▶ What you have to do:
Show each line from the listing that includes the word "一派青绿色".

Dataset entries

──────

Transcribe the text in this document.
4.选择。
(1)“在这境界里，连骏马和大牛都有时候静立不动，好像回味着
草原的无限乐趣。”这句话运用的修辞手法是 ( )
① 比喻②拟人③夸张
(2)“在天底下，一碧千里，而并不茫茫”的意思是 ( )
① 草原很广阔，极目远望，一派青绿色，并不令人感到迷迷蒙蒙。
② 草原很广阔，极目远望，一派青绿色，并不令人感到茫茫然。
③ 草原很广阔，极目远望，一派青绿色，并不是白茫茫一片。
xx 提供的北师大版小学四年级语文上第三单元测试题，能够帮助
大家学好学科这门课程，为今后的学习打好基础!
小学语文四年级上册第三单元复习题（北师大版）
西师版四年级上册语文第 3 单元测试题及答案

──────

▶ Expected answer:
① 草原很广阔，极目远望，一派青绿色，并不令人感到迷迷蒙蒙。
② 草原很广阔，极目远望，一派青绿色，并不令人感到茫茫然。
③ 草原很广阔，极目远望，一派青绿色，并不是白茫茫一片。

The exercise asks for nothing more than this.